### Data provided
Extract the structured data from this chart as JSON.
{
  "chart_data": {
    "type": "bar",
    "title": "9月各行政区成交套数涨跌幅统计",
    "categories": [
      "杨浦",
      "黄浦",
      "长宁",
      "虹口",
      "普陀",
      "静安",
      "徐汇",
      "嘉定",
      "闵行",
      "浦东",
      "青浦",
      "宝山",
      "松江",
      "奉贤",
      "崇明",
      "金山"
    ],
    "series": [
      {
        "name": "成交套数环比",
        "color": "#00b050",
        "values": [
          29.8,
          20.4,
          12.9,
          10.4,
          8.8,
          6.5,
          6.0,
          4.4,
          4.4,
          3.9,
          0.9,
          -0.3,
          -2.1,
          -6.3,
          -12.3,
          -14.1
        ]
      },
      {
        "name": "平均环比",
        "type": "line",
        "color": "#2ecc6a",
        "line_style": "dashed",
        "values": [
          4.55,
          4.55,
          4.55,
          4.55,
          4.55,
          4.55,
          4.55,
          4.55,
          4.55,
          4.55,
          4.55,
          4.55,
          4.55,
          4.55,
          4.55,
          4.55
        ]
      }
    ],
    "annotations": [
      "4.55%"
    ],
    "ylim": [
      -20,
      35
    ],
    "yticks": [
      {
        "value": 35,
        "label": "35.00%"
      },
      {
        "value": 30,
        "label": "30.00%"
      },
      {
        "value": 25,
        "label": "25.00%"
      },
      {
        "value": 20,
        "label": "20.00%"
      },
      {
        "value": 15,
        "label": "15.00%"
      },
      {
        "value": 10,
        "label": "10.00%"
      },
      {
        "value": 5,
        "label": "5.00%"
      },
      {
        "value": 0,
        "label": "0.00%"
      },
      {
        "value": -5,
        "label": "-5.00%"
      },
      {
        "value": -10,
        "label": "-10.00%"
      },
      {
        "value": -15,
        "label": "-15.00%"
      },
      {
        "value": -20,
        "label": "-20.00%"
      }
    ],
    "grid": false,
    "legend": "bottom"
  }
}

### What is being asked
Provide only the number of lines in the records containing the string "label".

### Answer in full
12